- Recorded data -

..........

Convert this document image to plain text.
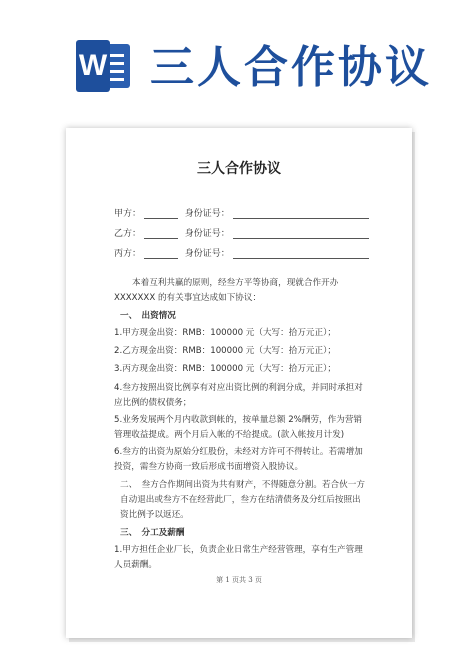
W 三人合作协议
三人合作协议
甲方：	身份证号：
乙方：	身份证号：
丙方：	身份证号：
本着互利共赢的原则，经叁方平等协商，现就合作开办 XXXXXXX 的有关事宜达成如下协议：
一、　出资情况
1.甲方现金出资：RMB：100000 元（大写：拾万元正）；
2.乙方现金出资：RMB：100000 元（大写：拾万元正）；
3.丙方现金出资：RMB：100000 元（大写：拾万元正）；
4.叁方按照出资比例享有对应出资比例的利润分成，并同时承担对应比例的债权债务；
5.业务发展两个月内收款到帐的，按单量总额 2%酬劳，作为营销管理收益提成。两个月后入帐的不给提成。(款入帐按月计发)
6.叁方的出资为原始分红股份，未经对方许可不得转让。若需增加投资，需叁方协商一致后形成书面增资入股协议。
二、　叁方合作期间出资为共有财产，不得随意分割。若合伙一方自动退出或叁方不在经营此厂，叁方在结清债务及分红后按照出资比例予以返还。
三、　分工及薪酬
1.甲方担任企业厂长，负责企业日常生产经营管理，享有生产管理人员薪酬。
第 1 页共 3 页
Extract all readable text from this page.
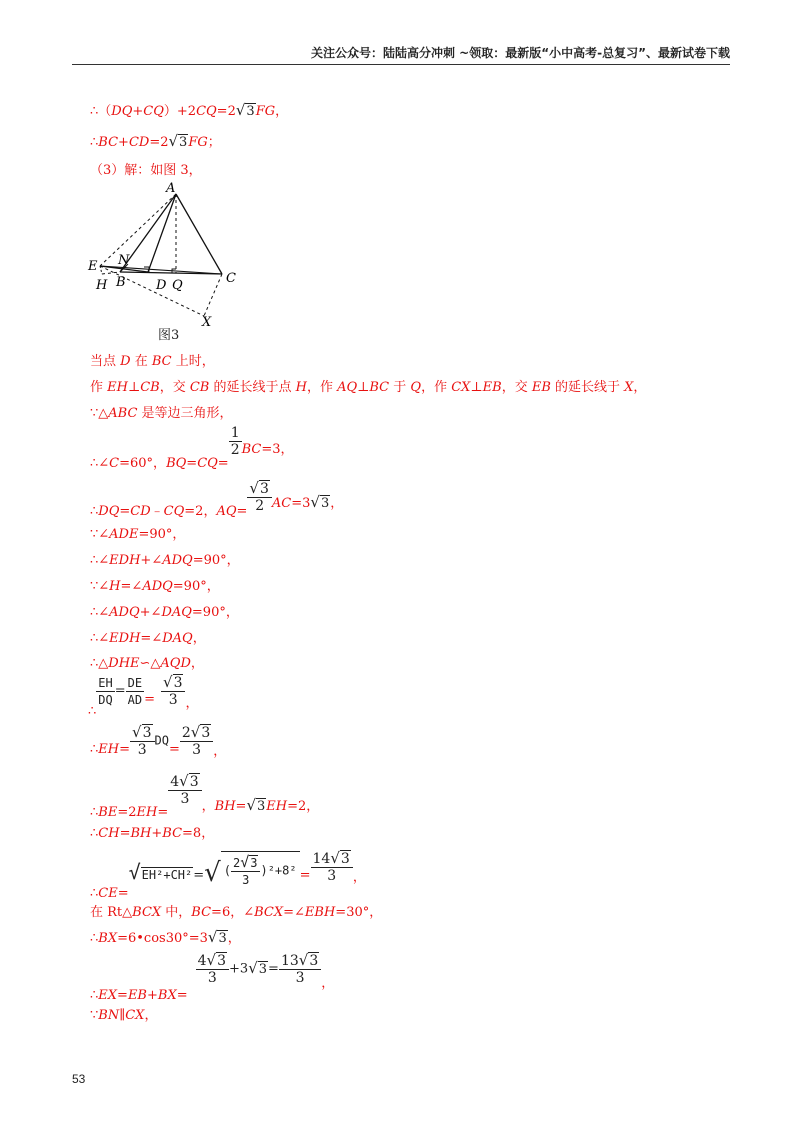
关注公众号：陆陆高分冲刺 ~领取：最新版“小中高考-总复习”、最新试卷下载
∴（DQ+CQ）+2CQ=2√3FG，
∴BC+CD=2√3FG；
（3）解：如图 3，
A
E N
H B D Q	C
X
图3
当点 D 在 BC 上时，
作 EH⊥CB，交 CB 的延长线于点 H，作 AQ⊥BC 于 Q，作 CX⊥EB，交 EB 的延长线于 X，
∵△ABC 是等边三角形，
∴∠C=60°，BQ=CQ=
$\frac{1}{2} BC=3$，
∴DQ=CD﹣CQ=2，$AQ= \frac{√3}{2} AC=3√3$，
∵∠ADE=90°，
∴∠EDH+∠ADQ=90°，
∵∠H=∠ADQ=90°，
∴∠ADQ+∠DAQ=90°，
∴∠EDH=∠DAQ，
∴△DHE∽△AQD，
∴
$\frac{EH}{DQ} = \frac{DE}{AD} = \frac{√3}{3}$ ，
∴EH= $\frac{√3}{3} DQ= \frac{2√3}{3}$ ，
∴BE=2EH=
$\frac{4√3}{3}$ ，BH=√3EH=2，
∴CH=BH+BC=8，
∴CE=√EH²+CH²=√ ( $\frac{2√3}{3} )^2+8^2 = \frac{14√3}{3}$ ，
在 Rt△BCX 中，BC=6，∠BCX=∠EBH=30°，
∴BX=6•cos30°=3√3，
∴EX=EB+BX=
$\frac{4√3}{3} +3√3= \frac{13√3}{3}$ ，
∵BN∥CX，
53
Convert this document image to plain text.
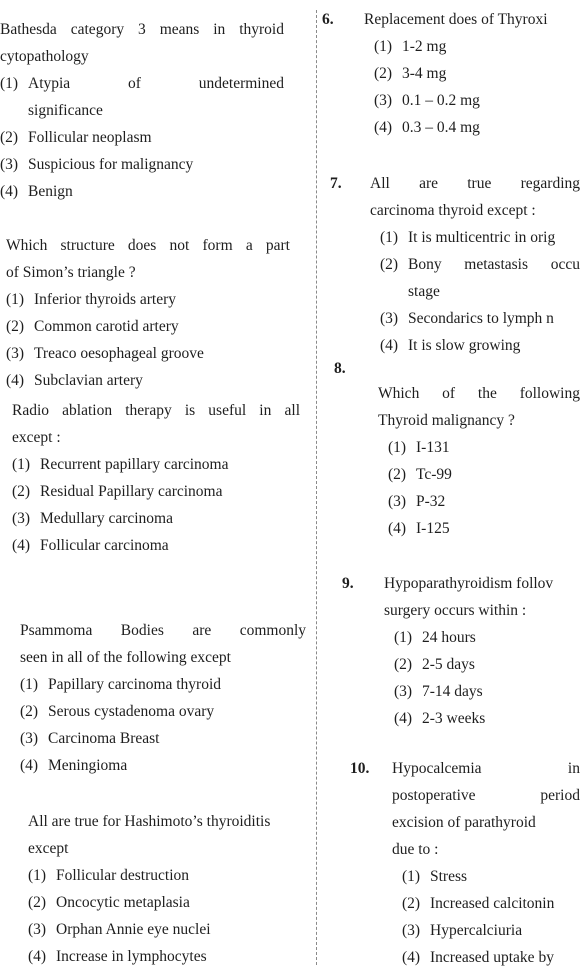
Bathesda category 3 means in thyroid

cytopathology

(1) Atypia of undetermined
significance
(2) Follicular neoplasm
(3) Suspicious for malignancy
(4) Benign

Which structure does not form a part

of Simon’s triangle ?

(1) Inferior thyroids artery
(2) Common carotid artery
(3) Treaco oesophageal groove
(4) Subclavian artery

Radio ablation therapy is useful in all

except :

(1) Recurrent papillary carcinoma
(2) Residual Papillary carcinoma
(3) Medullary carcinoma
(4) Follicular carcinoma

Psammoma Bodies are commonly

seen in all of the following except

(1) Papillary carcinoma thyroid
(2) Serous cystadenoma ovary
(3) Carcinoma Breast
(4) Meningioma

All are true for Hashimoto’s thyroiditis

except

(1) Follicular destruction
(2) Oncocytic metaplasia
(3) Orphan Annie eye nuclei
(4) Increase in lymphocytes
6. Replacement does of Thyroxi

(1) 1-2 mg
(2) 3-4 mg
(3) 0.1 – 0.2 mg
(4) 0.3 – 0.4 mg
7. All are true regarding

carcinoma thyroid except :

(1) It is multicentric in orig
(2) Bony metastasis occu
stage
(3) Secondarics to lymph n
(4) It is slow growing
8.

Which of the following

Thyroid malignancy ?

(1) I-131
(2) Tc-99
(3) P-32
(4) I-125
9. Hypoparathyroidism follov

surgery occurs within :

(1) 24 hours
(2) 2-5 days
(3) 7-14 days
(4) 2-3 weeks
10. Hypocalcemia in

postoperative period

excision of parathyroid

due to :

(1) Stress
(2) Increased calcitonin
(3) Hypercalciuria
(4) Increased uptake by
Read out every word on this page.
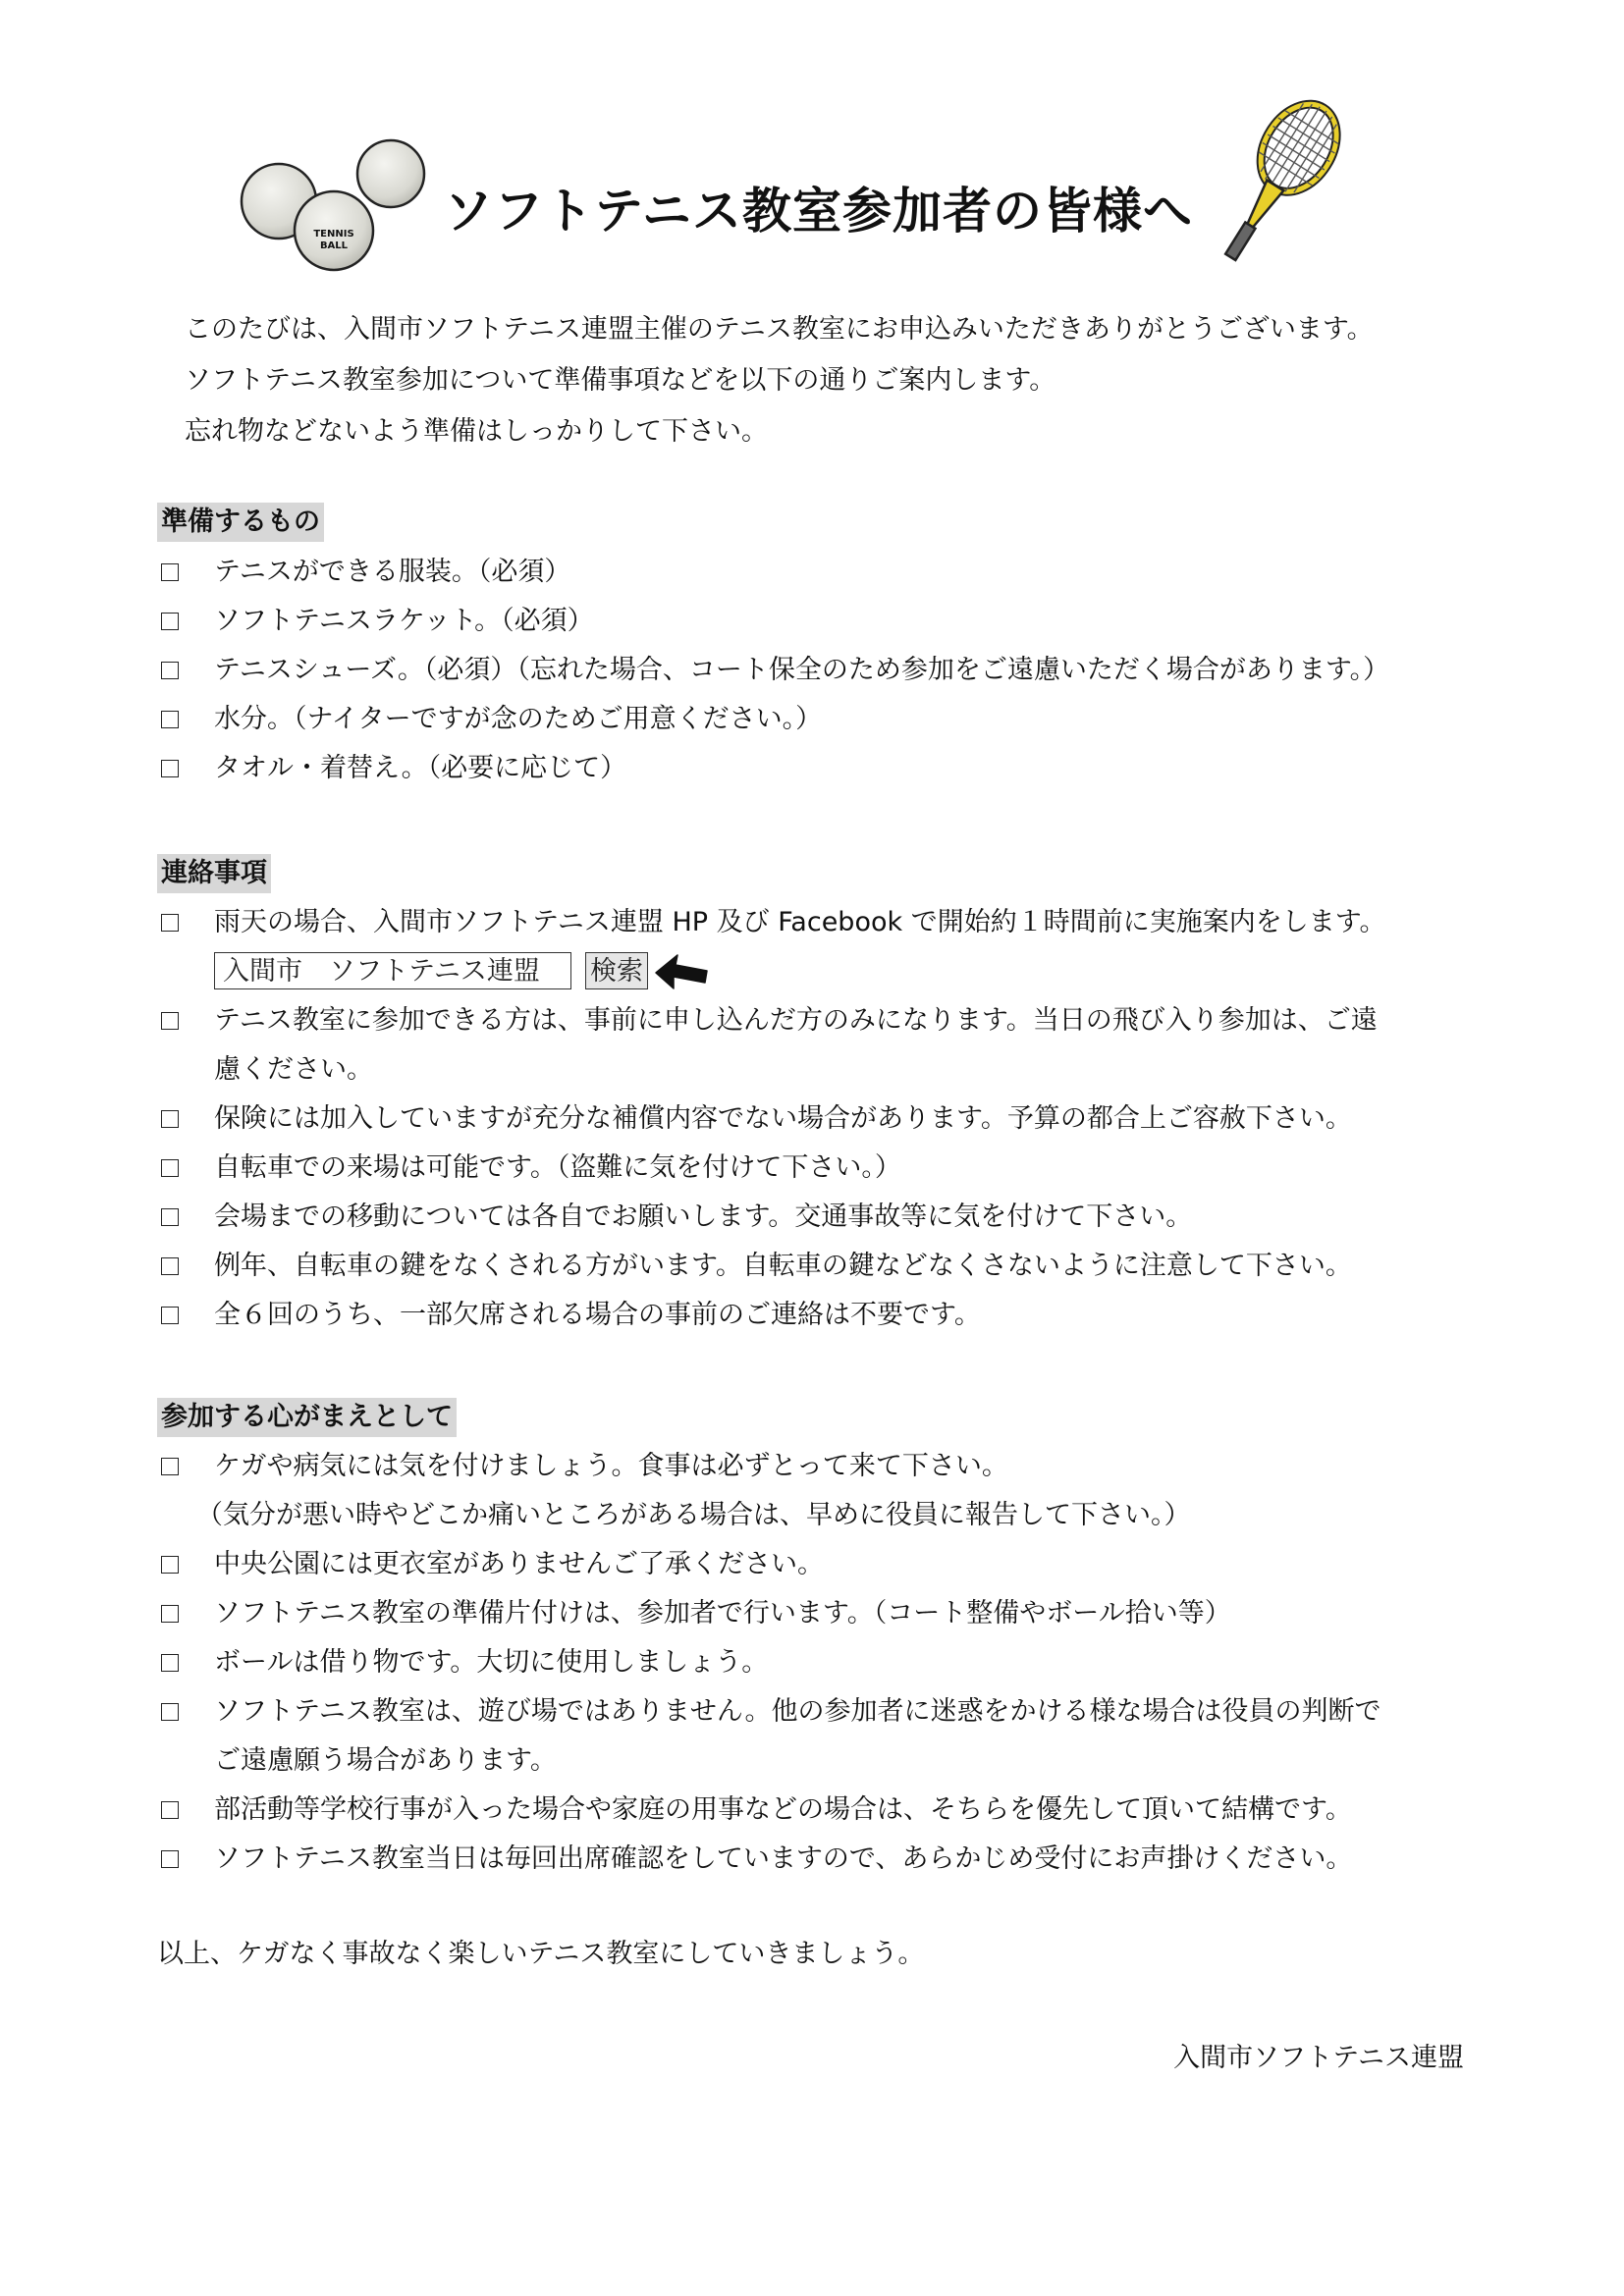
TENNIS
BALL
ソフトテニス教室参加者の皆様へ

このたびは、入間市ソフトテニス連盟主催のテニス教室にお申込みいただきありがとうございます。

ソフトテニス教室参加について準備事項などを以下の通りご案内します。

忘れ物などないよう準備はしっかりして下さい。

準備するもの
テニスができる服装。（必須）
ソフトテニスラケット。（必須）
テニスシューズ。（必須）（忘れた場合、コート保全のため参加をご遠慮いただく場合があります。）
水分。（ナイターですが念のためご用意ください。）
タオル・着替え。（必要に応じて）
連絡事項
雨天の場合、入間市ソフトテニス連盟 HP 及び Facebook で開始約１時間前に実施案内をします。
入間市　ソフトテニス連盟	検索
テニス教室に参加できる方は、事前に申し込んだ方のみになります。当日の飛び入り参加は、ご遠
慮ください。
保険には加入していますが充分な補償内容でない場合があります。予算の都合上ご容赦下さい。
自転車での来場は可能です。（盗難に気を付けて下さい。）
会場までの移動については各自でお願いします。交通事故等に気を付けて下さい。
例年、自転車の鍵をなくされる方がいます。自転車の鍵などなくさないように注意して下さい。
全６回のうち、一部欠席される場合の事前のご連絡は不要です。
参加する心がまえとして
ケガや病気には気を付けましょう。食事は必ずとって来て下さい。
（気分が悪い時やどこか痛いところがある場合は、早めに役員に報告して下さい。）
中央公園には更衣室がありませんご了承ください。
ソフトテニス教室の準備片付けは、参加者で行います。（コート整備やボール拾い等）
ボールは借り物です。大切に使用しましょう。
ソフトテニス教室は、遊び場ではありません。他の参加者に迷惑をかける様な場合は役員の判断で
ご遠慮願う場合があります。
部活動等学校行事が入った場合や家庭の用事などの場合は、そちらを優先して頂いて結構です。
ソフトテニス教室当日は毎回出席確認をしていますので、あらかじめ受付にお声掛けください。
以上、ケガなく事故なく楽しいテニス教室にしていきましょう。
入間市ソフトテニス連盟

..........

- Instruction -
Set the entries down again exactly. Do not include the images.

- Answer for the task -
Convert this document image to plain text.
W 三人合作协议
三人合作协议
甲方：	身份证号：
乙方：	身份证号：
丙方：	身份证号：
本着互利共赢的原则，经叁方平等协商，现就合作开办 XXXXXXX 的有关事宜达成如下协议：
一、　出资情况
1.甲方现金出资：RMB：100000 元（大写：拾万元正）；
2.乙方现金出资：RMB：100000 元（大写：拾万元正）；
3.丙方现金出资：RMB：100000 元（大写：拾万元正）；
4.叁方按照出资比例享有对应出资比例的利润分成，并同时承担对应比例的债权债务；
5.业务发展两个月内收款到帐的，按单量总额 2%酬劳，作为营销管理收益提成。两个月后入帐的不给提成。(款入帐按月计发)
6.叁方的出资为原始分红股份，未经对方许可不得转让。若需增加投资，需叁方协商一致后形成书面增资入股协议。
二、　叁方合作期间出资为共有财产，不得随意分割。若合伙一方自动退出或叁方不在经营此厂，叁方在结清债务及分红后按照出资比例予以返还。
三、　分工及薪酬
1.甲方担任企业厂长，负责企业日常生产经营管理，享有生产管理人员薪酬。
第 1 页共 3 页
Extract all readable text from this page.
关注公众号：陆陆高分冲刺 ~领取：最新版“小中高考-总复习”、最新试卷下载
∴（DQ+CQ）+2CQ=2√3FG，
∴BC+CD=2√3FG；
（3）解：如图 3，
A
E N
H B D Q	C
X
图3
当点 D 在 BC 上时，
作 EH⊥CB，交 CB 的延长线于点 H，作 AQ⊥BC 于 Q，作 CX⊥EB，交 EB 的延长线于 X，
∵△ABC 是等边三角形，
∴∠C=60°，BQ=CQ=
$\frac{1}{2} BC=3$，
∴DQ=CD﹣CQ=2，$AQ= \frac{√3}{2} AC=3√3$，
∵∠ADE=90°，
∴∠EDH+∠ADQ=90°，
∵∠H=∠ADQ=90°，
∴∠ADQ+∠DAQ=90°，
∴∠EDH=∠DAQ，
∴△DHE∽△AQD，
∴
$\frac{EH}{DQ} = \frac{DE}{AD} = \frac{√3}{3}$ ，
∴EH= $\frac{√3}{3} DQ= \frac{2√3}{3}$ ，
∴BE=2EH=
$\frac{4√3}{3}$ ，BH=√3EH=2，
∴CH=BH+BC=8，
∴CE=√EH²+CH²=√ ( $\frac{2√3}{3} )^2+8^2 = \frac{14√3}{3}$ ，
在 Rt△BCX 中，BC=6，∠BCX=∠EBH=30°，
∴BX=6•cos30°=3√3，
∴EX=EB+BX=
$\frac{4√3}{3} +3√3= \frac{13√3}{3}$ ，
∵BN∥CX，
53
Convert this document image to plain text.
Bathesda category 3 means in thyroid

cytopathology

(1) Atypia of undetermined
significance
(2) Follicular neoplasm
(3) Suspicious for malignancy
(4) Benign

Which structure does not form a part

of Simon’s triangle ?

(1) Inferior thyroids artery
(2) Common carotid artery
(3) Treaco oesophageal groove
(4) Subclavian artery

Radio ablation therapy is useful in all

except :

(1) Recurrent papillary carcinoma
(2) Residual Papillary carcinoma
(3) Medullary carcinoma
(4) Follicular carcinoma

Psammoma Bodies are commonly

seen in all of the following except

(1) Papillary carcinoma thyroid
(2) Serous cystadenoma ovary
(3) Carcinoma Breast
(4) Meningioma

All are true for Hashimoto’s thyroiditis

except

(1) Follicular destruction
(2) Oncocytic metaplasia
(3) Orphan Annie eye nuclei
(4) Increase in lymphocytes
6. Replacement does of Thyroxi

(1) 1-2 mg
(2) 3-4 mg
(3) 0.1 – 0.2 mg
(4) 0.3 – 0.4 mg
7. All are true regarding

carcinoma thyroid except :

(1) It is multicentric in orig
(2) Bony metastasis occu
stage
(3) Secondarics to lymph n
(4) It is slow growing
8.

Which of the following

Thyroid malignancy ?

(1) I-131
(2) Tc-99
(3) P-32
(4) I-125
9. Hypoparathyroidism follov

surgery occurs within :

(1) 24 hours
(2) 2-5 days
(3) 7-14 days
(4) 2-3 weeks
10. Hypocalcemia in

postoperative period

excision of parathyroid

due to :

(1) Stress
(2) Increased calcitonin
(3) Hypercalciuria
(4) Increased uptake by
Read out every word on this page.
TENNIS
BALL
ソフトテニス教室参加者の皆様へ

このたびは、入間市ソフトテニス連盟主催のテニス教室にお申込みいただきありがとうございます。

ソフトテニス教室参加について準備事項などを以下の通りご案内します。

忘れ物などないよう準備はしっかりして下さい。

準備するもの
テニスができる服装。（必須）
ソフトテニスラケット。（必須）
テニスシューズ。（必須）（忘れた場合、コート保全のため参加をご遠慮いただく場合があります。）
水分。（ナイターですが念のためご用意ください。）
タオル・着替え。（必要に応じて）
連絡事項
雨天の場合、入間市ソフトテニス連盟 HP 及び Facebook で開始約１時間前に実施案内をします。
入間市　ソフトテニス連盟	検索
テニス教室に参加できる方は、事前に申し込んだ方のみになります。当日の飛び入り参加は、ご遠
慮ください。
保険には加入していますが充分な補償内容でない場合があります。予算の都合上ご容赦下さい。
自転車での来場は可能です。（盗難に気を付けて下さい。）
会場までの移動については各自でお願いします。交通事故等に気を付けて下さい。
例年、自転車の鍵をなくされる方がいます。自転車の鍵などなくさないように注意して下さい。
全６回のうち、一部欠席される場合の事前のご連絡は不要です。
参加する心がまえとして
ケガや病気には気を付けましょう。食事は必ずとって来て下さい。
（気分が悪い時やどこか痛いところがある場合は、早めに役員に報告して下さい。）
中央公園には更衣室がありませんご了承ください。
ソフトテニス教室の準備片付けは、参加者で行います。（コート整備やボール拾い等）
ボールは借り物です。大切に使用しましょう。
ソフトテニス教室は、遊び場ではありません。他の参加者に迷惑をかける様な場合は役員の判断で
ご遠慮願う場合があります。
部活動等学校行事が入った場合や家庭の用事などの場合は、そちらを優先して頂いて結構です。
ソフトテニス教室当日は毎回出席確認をしていますので、あらかじめ受付にお声掛けください。
以上、ケガなく事故なく楽しいテニス教室にしていきましょう。
入間市ソフトテニス連盟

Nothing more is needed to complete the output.